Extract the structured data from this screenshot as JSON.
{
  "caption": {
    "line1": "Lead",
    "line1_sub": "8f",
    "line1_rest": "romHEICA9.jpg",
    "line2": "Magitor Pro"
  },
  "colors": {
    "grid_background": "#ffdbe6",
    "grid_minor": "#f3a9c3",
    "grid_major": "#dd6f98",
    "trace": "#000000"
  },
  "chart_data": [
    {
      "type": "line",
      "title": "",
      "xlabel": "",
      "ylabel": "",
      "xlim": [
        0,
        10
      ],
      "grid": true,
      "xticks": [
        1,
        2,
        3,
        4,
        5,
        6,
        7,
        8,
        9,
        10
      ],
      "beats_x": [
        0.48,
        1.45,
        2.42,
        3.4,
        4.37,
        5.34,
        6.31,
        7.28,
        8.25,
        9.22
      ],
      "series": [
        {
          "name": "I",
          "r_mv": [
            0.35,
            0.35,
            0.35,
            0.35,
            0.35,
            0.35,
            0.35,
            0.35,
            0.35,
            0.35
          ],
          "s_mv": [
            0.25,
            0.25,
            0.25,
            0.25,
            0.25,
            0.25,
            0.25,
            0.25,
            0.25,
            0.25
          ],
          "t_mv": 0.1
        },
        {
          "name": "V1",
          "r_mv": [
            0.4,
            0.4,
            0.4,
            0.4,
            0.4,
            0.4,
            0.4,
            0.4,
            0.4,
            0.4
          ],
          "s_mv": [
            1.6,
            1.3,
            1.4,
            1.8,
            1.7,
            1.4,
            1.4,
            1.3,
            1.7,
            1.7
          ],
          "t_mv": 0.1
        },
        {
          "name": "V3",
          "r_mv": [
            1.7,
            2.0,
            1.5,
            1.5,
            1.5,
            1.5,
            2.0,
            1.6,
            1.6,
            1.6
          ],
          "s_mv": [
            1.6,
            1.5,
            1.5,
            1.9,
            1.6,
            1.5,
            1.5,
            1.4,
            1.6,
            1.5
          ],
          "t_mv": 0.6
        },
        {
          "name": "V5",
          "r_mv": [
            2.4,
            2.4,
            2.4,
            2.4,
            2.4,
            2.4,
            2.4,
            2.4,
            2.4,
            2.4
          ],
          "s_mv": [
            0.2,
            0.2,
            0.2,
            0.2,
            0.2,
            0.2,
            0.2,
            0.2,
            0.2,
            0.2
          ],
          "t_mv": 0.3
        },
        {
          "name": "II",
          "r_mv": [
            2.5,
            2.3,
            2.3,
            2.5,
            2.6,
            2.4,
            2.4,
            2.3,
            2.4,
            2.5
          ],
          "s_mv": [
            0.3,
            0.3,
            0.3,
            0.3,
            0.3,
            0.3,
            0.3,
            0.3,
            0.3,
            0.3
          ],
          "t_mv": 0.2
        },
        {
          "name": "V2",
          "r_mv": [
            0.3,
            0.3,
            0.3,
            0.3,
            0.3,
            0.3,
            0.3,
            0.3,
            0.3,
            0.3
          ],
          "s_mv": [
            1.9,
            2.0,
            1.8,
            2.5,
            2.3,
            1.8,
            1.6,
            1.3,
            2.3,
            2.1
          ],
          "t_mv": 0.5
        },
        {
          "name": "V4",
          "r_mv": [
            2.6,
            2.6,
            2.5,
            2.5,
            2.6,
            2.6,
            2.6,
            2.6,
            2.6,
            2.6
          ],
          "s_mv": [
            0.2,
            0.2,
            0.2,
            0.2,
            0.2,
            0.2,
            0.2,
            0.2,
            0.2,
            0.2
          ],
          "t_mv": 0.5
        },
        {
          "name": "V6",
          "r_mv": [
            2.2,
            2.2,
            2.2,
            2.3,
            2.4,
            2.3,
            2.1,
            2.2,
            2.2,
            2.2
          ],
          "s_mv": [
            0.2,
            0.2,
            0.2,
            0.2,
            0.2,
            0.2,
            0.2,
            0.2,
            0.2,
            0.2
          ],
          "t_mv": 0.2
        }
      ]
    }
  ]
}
◇ ◇ ◇ ◇ ◇ ◇ ◇
**OBJECTIVE**
In the records above, find each line holding "name" and copy it.

**COMPLETE OUTPUT**
          "name": "I",
          "name": "V1",
          "name": "V3",
          "name": "V5",
          "name": "II",
          "name": "V2",
          "name": "V4",
          "name": "V6",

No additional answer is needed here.